Copy out again, character for character, the part of the listing that opens with the line containing "find all labels, buttons, inputs, and" and closes with the line containing "405, 845, 416]".

• MATERIAL SUPPLIED
★ ★ ★

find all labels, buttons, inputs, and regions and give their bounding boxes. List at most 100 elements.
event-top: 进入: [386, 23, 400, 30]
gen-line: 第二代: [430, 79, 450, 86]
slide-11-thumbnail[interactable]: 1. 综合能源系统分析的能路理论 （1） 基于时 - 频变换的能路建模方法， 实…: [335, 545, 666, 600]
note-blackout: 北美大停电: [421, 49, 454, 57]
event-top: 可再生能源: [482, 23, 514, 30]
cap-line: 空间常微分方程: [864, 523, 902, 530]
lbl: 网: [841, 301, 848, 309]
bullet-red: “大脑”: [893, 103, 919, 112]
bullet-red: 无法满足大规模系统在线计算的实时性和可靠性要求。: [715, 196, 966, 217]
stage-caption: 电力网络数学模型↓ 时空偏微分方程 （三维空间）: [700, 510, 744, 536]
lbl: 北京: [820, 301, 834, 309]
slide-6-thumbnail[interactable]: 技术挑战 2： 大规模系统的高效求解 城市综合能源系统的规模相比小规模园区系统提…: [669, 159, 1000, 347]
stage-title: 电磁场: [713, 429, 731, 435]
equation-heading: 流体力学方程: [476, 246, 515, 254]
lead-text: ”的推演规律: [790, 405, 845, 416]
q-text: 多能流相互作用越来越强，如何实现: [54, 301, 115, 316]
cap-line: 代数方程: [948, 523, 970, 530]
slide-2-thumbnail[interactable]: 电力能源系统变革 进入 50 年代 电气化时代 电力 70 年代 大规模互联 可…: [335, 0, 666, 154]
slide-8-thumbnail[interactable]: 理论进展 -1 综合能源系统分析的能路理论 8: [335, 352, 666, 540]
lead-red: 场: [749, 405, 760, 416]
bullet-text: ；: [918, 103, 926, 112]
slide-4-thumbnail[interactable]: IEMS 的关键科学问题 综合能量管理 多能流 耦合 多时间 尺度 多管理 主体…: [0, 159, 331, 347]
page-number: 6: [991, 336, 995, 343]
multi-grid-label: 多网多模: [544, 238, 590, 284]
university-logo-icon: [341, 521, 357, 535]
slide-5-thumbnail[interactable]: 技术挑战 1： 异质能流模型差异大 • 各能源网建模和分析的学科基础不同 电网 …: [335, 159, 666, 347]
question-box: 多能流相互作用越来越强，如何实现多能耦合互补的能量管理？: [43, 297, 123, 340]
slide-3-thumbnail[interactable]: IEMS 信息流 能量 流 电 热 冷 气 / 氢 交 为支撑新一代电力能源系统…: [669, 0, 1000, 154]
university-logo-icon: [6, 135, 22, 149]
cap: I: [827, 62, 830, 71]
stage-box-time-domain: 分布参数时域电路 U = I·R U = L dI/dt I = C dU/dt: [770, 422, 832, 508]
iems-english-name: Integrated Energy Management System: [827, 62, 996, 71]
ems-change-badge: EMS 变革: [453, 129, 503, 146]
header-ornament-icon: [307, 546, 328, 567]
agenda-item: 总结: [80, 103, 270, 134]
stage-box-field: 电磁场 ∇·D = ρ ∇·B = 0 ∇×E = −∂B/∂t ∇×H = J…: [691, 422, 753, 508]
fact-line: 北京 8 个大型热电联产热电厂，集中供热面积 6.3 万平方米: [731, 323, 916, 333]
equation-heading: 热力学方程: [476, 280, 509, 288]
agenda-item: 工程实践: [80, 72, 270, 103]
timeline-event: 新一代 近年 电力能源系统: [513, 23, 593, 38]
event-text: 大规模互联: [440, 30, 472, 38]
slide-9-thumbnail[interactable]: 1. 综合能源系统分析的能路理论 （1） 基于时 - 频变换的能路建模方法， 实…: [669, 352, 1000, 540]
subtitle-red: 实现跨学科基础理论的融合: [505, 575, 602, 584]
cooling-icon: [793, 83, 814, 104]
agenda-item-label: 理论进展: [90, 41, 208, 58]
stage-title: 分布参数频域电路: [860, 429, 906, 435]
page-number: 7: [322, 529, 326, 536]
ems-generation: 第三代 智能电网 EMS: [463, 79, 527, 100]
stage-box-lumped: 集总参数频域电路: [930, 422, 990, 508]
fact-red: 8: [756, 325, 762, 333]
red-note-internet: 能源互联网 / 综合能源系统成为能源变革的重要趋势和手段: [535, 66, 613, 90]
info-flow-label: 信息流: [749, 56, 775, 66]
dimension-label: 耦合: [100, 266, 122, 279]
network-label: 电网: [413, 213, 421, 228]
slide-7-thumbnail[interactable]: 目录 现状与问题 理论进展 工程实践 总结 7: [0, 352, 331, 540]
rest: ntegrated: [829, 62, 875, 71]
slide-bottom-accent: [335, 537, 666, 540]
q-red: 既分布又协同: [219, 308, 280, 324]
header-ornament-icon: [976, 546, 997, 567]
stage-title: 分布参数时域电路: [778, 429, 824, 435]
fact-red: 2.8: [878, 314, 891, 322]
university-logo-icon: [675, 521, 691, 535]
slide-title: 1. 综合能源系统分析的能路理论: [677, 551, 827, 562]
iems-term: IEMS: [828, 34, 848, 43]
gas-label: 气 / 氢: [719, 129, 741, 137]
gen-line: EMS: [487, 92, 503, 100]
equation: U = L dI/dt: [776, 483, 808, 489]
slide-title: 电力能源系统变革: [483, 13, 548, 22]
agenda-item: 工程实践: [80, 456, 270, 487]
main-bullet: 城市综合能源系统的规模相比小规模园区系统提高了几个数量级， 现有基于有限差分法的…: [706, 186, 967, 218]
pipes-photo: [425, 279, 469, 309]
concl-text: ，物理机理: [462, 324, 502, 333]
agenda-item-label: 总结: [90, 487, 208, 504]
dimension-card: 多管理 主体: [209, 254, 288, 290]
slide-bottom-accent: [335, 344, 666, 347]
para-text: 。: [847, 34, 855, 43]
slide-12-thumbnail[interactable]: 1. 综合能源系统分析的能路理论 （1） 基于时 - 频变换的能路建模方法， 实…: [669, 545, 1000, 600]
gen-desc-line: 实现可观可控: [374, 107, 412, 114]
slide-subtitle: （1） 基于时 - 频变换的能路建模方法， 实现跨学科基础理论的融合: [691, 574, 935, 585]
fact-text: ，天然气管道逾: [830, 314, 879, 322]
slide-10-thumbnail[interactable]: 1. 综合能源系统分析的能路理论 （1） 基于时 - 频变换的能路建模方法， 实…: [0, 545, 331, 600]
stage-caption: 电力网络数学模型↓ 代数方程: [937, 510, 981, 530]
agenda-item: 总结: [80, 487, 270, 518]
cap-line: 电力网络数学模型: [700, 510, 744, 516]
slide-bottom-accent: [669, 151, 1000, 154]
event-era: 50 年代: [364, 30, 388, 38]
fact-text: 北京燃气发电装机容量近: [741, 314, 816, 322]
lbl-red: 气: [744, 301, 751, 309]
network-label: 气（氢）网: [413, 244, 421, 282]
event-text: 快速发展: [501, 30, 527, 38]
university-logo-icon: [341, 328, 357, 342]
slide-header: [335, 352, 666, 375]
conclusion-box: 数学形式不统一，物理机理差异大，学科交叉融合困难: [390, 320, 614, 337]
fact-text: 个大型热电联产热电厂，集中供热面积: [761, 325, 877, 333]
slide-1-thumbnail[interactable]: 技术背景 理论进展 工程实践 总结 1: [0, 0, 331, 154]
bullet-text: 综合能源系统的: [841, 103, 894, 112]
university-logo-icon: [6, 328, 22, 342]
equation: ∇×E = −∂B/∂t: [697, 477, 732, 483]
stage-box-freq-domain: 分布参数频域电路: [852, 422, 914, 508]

★ ★ ★

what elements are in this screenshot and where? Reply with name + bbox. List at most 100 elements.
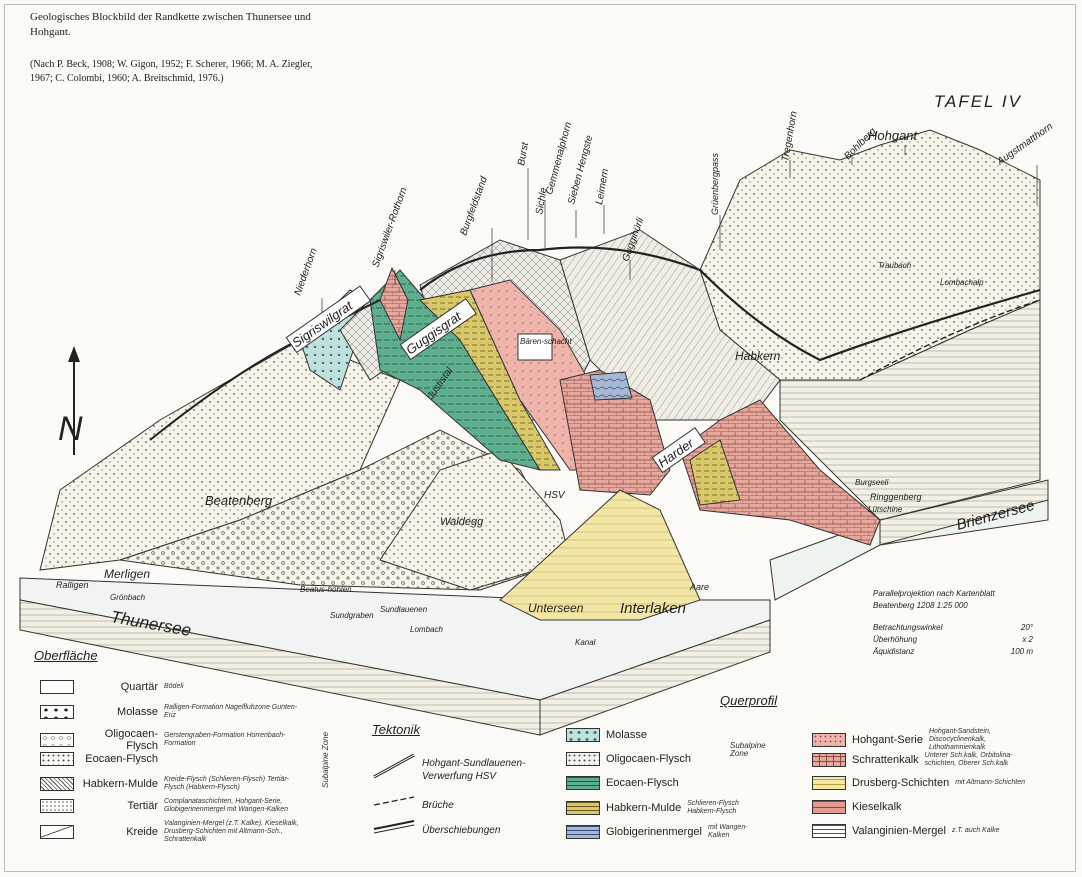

★ ★ ★

• WRITTEN REPLY
find all labels, buttons, inputs, and regions and give their bounding boxes. List at most 100 elements.
event-top: 进入: [386, 23, 400, 30]
gen-line: 第二代: [430, 79, 450, 86]
slide-11-thumbnail[interactable]: 1. 综合能源系统分析的能路理论 （1） 基于时 - 频变换的能路建模方法， 实…: [335, 545, 666, 600]
note-blackout: 北美大停电: [421, 49, 454, 57]
event-top: 可再生能源: [482, 23, 514, 30]
cap-line: 空间常微分方程: [864, 523, 902, 530]
lbl: 网: [841, 301, 848, 309]
bullet-red: “大脑”: [893, 103, 919, 112]
bullet-red: 无法满足大规模系统在线计算的实时性和可靠性要求。: [715, 196, 966, 217]
stage-caption: 电力网络数学模型↓ 时空偏微分方程 （三维空间）: [700, 510, 744, 536]
lbl: 北京: [820, 301, 834, 309]
slide-6-thumbnail[interactable]: 技术挑战 2： 大规模系统的高效求解 城市综合能源系统的规模相比小规模园区系统提…: [669, 159, 1000, 347]
stage-title: 电磁场: [713, 429, 731, 435]
equation-heading: 流体力学方程: [476, 246, 515, 254]
lead-text: ”的推演规律: [790, 405, 845, 416]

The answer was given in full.